#### PASSAGE
>>>>
Rockies-A's Trade Analysis: Matt Holliday for Street and Smith, and Carlos Gonzalez...Maybe

Though the deal is not yet official, ESPN's Jerry Crasnick (author of License to Deal) is reporting that the Rockies are trading outfielder Matt Holliday to the Oakland A's For starting pitcher Greg Smith and two other players, perhaps including closer Huston Street and OF Carlos Gonzalez. Unfortunately, at this point, nobody's exactly sure who will go from Oakland to Colorado, though one AP report speculated that closer Huston Street and outfielder Carlos Gonzalez could be Denver-bound as well. So let's go with that.

For the Rockies:
The Rockies, who finished 15th in the 16-team National League in ERA, are obviously in need of pitching help, as they always are. Smith, they hope, can eat up innings for them effectively and somewhat improve the dearth of pitching. Though he finished the year just 7-16, his 4.16 ERA was the best among qualified Oaklanders (all both of them), and 25th best in the American League, and his 190 innings were 22nd best. At least that's how Scott Boras would spin it.



Smith came to Oakland in the Dan Haren trade and he significantly outperformed what anybody expected of him, but he walked 87 batters and struck out only 111, and his minor league numbers do not suggest that he'll ever be much more than a LAIM. In fact, before this year, Baseball Prospectus had his closest comparables as a bunch of lefties with very, very short careers. That he's done as well as he has already defies all logic.

In any case, he's going to Coors, where the thin air and his lack of a reliable out pitch will likely cause his ERA to balloon over 5.00. Baseball-reference.com suggests a modest ERA increase of just half a run, but their algorithm doesn't compensate for how outs get made and runs get scored. A finesse lefty, without blinding speed or a sharp sinker or a big curve, naturally has to rely on his defense, and Smith, a severe fly ball pitcher, is no exception.

How severe? Out of 89 qualified MLB pitchers in 2008, Smith's Ground/Fly ratio was 82nd. And he's leaving sea-level Oakland, where a lot of those pop flies were either caught in the outfield or in the expansive foul territory. Without a true strikeout pitch, he'll be forced to throw pitch after pitch of his breaking stuff, which won't break as much as he's accustomed to. Those offerings can be repeatedly fouled off, until eventually he'll have to throw his middling fastball over the plate, at which point the National League's hitters will tee off. Smith pitched 190 innings this year with an adjusted ERA almost average (an ERA+ of 97), but I'll be surprised if he can even stay in the Colo-rotation next year.

Of course, Smith is not all the Rockies will get in exchange for their vaunted outfielder, who finished second in the NL MVP voting in 2007.
<<<<
#### STATED EXERCISE 1
List every player the trade analysis names as possibly going from Oakland to Colorado in the deal.
#### STATED EXERCISE 2
In the entries, rewrite the stretch from the line containing "Where is each" through the line containing "category-dropdown-value: Others bbox=[42, 1011, 109, 1036]", changing "Others" to "General" and keeping everything else the same.

#### RECORDS SHOWN
>>>>
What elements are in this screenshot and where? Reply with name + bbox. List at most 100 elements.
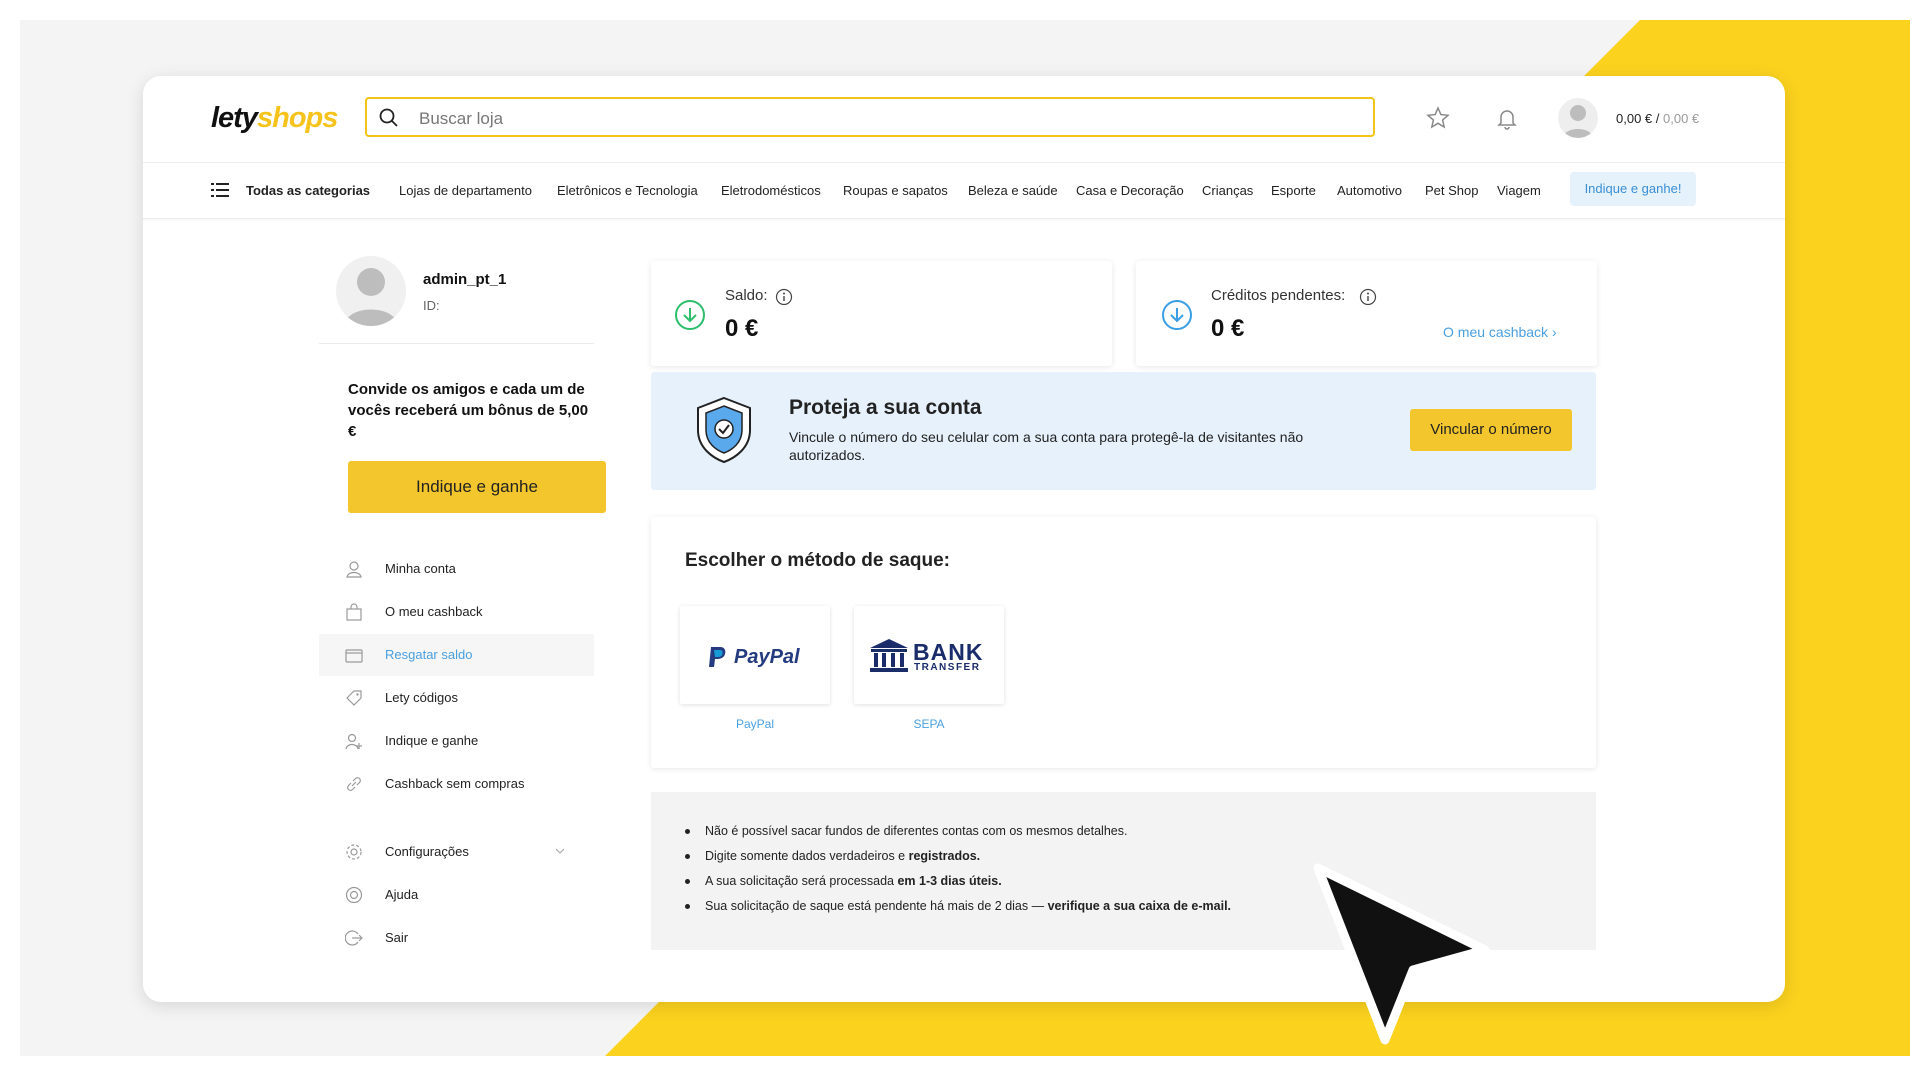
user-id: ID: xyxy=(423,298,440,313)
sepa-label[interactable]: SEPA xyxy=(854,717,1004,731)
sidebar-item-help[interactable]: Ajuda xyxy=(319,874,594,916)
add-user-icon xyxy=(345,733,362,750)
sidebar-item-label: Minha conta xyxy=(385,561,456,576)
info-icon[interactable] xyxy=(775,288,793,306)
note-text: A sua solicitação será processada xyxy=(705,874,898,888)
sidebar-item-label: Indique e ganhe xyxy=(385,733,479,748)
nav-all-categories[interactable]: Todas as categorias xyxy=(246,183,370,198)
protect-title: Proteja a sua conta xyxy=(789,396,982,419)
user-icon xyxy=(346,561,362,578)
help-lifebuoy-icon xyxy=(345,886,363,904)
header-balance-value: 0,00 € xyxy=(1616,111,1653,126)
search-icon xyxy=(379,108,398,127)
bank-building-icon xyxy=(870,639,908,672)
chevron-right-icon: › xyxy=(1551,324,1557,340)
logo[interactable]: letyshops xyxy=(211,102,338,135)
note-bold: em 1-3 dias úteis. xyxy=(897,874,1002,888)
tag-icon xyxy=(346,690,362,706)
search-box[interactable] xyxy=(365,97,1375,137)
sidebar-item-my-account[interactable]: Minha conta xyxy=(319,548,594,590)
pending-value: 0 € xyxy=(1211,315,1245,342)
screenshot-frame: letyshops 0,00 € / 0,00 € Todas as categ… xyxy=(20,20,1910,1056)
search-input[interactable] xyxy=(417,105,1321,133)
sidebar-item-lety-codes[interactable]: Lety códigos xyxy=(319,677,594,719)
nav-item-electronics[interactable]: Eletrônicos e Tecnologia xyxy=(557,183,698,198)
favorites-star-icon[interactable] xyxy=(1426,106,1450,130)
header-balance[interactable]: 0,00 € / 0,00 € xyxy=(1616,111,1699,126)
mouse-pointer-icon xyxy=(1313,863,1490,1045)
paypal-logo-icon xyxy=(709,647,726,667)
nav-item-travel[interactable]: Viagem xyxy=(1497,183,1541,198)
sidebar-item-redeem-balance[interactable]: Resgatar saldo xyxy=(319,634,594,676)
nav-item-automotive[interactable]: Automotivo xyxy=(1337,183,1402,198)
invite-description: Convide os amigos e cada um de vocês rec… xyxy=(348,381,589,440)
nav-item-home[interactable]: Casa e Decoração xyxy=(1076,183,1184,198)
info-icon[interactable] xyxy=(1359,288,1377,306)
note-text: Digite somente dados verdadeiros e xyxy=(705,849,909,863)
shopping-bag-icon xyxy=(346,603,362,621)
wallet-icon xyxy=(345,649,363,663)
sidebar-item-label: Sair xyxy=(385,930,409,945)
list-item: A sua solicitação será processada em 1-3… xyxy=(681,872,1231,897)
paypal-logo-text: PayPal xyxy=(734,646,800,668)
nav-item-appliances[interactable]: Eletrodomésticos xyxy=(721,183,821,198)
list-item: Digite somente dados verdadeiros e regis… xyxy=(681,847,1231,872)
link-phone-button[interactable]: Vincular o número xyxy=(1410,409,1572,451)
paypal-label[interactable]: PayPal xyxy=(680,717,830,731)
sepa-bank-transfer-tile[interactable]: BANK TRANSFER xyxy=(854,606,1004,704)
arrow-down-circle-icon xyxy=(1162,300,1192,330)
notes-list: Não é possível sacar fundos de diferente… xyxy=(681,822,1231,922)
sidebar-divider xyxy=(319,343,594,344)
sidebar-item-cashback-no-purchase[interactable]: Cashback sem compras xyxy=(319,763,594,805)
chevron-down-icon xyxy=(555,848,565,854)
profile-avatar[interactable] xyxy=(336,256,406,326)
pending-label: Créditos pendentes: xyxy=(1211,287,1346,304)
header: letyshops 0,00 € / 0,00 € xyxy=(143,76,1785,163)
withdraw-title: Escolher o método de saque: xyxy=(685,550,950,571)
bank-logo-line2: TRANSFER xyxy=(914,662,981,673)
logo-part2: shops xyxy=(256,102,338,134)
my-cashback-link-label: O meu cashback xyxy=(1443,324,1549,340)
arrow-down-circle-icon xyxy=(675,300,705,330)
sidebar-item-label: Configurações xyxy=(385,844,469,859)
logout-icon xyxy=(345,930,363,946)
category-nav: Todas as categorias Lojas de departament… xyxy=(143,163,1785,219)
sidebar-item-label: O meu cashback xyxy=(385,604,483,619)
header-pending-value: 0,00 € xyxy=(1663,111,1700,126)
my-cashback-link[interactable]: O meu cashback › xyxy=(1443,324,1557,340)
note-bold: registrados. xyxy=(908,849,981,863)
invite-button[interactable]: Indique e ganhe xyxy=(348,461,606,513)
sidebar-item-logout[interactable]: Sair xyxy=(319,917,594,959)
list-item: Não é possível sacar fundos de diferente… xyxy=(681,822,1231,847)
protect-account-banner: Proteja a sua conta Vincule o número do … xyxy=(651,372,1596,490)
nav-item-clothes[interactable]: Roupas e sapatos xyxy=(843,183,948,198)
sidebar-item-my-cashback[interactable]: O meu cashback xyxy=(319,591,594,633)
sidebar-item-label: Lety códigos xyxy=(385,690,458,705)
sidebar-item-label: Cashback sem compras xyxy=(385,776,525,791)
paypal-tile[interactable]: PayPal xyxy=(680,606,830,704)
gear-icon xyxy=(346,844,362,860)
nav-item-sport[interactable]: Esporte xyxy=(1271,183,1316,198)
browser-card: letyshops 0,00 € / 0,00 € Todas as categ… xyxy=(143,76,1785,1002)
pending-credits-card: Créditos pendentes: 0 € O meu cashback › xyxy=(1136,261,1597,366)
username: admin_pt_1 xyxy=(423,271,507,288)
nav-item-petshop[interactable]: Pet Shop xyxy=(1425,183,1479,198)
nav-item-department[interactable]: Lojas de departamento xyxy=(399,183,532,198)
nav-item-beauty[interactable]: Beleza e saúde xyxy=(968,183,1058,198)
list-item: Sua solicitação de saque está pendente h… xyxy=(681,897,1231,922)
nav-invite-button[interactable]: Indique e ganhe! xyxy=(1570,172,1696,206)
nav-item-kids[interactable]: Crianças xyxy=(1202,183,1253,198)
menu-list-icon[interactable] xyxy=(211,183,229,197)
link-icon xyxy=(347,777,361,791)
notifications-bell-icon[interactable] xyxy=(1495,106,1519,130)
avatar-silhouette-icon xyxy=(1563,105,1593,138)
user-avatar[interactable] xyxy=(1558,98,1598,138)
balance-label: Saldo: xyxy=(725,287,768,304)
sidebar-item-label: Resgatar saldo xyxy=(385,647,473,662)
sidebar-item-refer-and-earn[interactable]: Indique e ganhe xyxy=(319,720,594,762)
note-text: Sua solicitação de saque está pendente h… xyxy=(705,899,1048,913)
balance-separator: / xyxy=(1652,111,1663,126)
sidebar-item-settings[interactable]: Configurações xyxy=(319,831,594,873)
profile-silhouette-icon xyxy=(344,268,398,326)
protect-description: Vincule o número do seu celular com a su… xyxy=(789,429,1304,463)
<<<<
>>>>
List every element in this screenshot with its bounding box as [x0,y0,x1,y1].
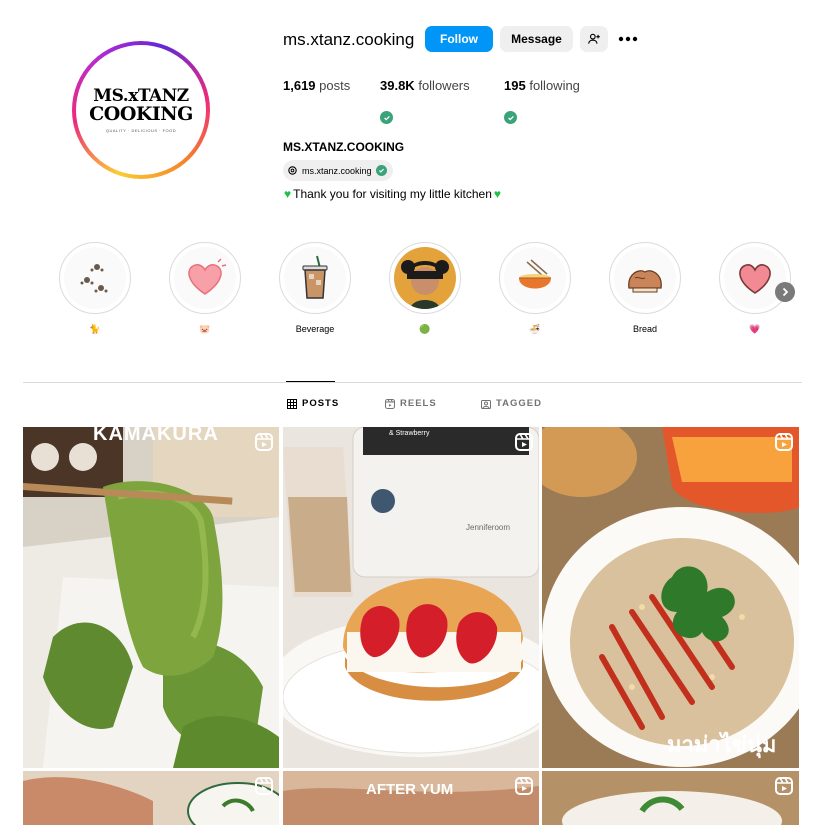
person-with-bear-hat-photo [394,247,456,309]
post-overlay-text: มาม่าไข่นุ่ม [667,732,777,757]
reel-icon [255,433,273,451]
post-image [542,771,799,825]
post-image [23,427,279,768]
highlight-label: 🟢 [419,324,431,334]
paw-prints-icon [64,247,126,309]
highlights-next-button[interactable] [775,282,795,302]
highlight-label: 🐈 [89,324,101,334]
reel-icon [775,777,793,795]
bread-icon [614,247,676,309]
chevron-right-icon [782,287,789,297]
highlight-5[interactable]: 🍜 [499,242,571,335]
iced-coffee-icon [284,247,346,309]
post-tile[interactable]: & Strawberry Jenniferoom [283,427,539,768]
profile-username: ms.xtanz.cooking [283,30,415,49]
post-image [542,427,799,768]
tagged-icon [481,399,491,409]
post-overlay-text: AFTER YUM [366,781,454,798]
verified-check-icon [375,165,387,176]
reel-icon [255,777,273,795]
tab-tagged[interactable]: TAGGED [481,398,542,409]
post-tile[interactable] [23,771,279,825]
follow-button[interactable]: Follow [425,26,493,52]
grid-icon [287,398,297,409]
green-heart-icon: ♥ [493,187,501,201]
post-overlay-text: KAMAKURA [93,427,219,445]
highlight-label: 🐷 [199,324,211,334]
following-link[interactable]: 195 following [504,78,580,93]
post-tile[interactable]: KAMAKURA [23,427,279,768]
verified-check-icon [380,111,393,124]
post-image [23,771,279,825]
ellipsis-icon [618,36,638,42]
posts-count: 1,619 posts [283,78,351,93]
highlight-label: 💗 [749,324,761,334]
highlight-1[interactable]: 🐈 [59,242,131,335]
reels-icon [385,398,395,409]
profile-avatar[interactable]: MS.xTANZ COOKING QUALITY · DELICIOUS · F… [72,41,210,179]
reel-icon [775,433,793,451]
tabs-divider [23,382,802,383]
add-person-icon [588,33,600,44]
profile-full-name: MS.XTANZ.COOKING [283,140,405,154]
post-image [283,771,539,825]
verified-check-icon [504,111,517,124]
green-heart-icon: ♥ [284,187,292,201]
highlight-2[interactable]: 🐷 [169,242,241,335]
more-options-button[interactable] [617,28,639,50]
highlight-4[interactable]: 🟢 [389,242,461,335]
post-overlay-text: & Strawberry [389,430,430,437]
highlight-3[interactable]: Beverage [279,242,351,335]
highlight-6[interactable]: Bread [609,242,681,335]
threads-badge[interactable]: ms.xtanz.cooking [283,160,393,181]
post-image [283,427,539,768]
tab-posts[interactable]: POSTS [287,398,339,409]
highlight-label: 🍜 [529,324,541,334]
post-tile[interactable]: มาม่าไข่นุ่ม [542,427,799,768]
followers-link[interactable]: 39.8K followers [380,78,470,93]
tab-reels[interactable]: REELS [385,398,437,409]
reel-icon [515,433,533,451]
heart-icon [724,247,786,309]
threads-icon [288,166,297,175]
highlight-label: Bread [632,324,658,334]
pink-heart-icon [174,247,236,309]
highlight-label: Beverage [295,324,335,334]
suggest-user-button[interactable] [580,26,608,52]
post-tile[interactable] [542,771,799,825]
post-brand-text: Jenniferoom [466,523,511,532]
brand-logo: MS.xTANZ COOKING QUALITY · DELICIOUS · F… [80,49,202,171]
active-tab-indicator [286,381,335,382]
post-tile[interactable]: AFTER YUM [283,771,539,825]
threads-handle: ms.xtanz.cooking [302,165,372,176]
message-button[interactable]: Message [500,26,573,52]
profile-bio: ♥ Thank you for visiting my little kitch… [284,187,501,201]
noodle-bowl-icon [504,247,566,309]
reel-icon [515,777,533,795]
<<<<
>>>>
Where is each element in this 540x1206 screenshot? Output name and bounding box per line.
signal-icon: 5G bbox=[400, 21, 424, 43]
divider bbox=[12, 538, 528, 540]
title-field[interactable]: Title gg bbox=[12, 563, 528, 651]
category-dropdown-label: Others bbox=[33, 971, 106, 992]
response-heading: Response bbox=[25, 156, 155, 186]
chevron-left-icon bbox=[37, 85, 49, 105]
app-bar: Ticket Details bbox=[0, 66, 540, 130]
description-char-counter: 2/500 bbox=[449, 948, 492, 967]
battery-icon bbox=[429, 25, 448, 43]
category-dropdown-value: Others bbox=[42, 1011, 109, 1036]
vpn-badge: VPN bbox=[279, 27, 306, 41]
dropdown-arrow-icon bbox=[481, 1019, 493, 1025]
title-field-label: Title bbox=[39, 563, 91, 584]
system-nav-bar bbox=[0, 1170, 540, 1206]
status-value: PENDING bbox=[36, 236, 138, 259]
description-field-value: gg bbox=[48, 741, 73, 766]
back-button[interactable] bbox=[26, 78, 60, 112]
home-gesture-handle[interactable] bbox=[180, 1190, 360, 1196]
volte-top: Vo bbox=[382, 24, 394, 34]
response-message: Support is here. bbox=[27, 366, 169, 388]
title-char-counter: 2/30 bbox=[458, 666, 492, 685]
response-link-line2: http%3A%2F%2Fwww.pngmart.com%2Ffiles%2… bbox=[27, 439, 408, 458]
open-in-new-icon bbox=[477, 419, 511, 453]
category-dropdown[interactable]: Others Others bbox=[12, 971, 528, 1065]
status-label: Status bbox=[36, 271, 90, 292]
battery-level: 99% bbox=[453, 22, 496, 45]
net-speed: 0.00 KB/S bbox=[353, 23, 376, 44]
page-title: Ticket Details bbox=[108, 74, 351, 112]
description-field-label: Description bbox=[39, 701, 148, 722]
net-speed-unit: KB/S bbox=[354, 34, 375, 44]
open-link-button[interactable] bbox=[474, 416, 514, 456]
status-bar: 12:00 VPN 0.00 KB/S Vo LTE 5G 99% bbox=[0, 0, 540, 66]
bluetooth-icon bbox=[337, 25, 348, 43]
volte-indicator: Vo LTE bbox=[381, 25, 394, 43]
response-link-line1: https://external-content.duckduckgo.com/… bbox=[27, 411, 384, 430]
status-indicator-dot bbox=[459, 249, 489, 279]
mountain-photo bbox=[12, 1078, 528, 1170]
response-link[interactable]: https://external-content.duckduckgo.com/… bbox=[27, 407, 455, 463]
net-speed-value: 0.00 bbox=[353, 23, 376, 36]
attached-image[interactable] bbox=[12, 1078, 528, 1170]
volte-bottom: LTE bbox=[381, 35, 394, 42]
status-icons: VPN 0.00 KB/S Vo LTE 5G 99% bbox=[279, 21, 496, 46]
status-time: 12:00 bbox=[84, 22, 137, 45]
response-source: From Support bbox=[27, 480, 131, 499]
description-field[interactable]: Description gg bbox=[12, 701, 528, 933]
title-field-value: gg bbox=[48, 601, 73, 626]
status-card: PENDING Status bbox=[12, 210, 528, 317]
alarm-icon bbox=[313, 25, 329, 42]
<<<<
#### WRITTEN SOLUTION 1
Greg Smith, Huston Street, Carlos Gonzalez

#### WRITTEN SOLUTION 2
Where is each element in this 540x1206 screenshot? Output name and bounding box per line.
signal-icon: 5G bbox=[400, 21, 424, 43]
divider bbox=[12, 538, 528, 540]
title-field[interactable]: Title gg bbox=[12, 563, 528, 651]
category-dropdown-label: General bbox=[33, 971, 106, 992]
response-heading: Response bbox=[25, 156, 155, 186]
chevron-left-icon bbox=[37, 85, 49, 105]
app-bar: Ticket Details bbox=[0, 66, 540, 130]
description-char-counter: 2/500 bbox=[449, 948, 492, 967]
battery-icon bbox=[429, 25, 448, 43]
category-dropdown-value: General bbox=[42, 1011, 109, 1036]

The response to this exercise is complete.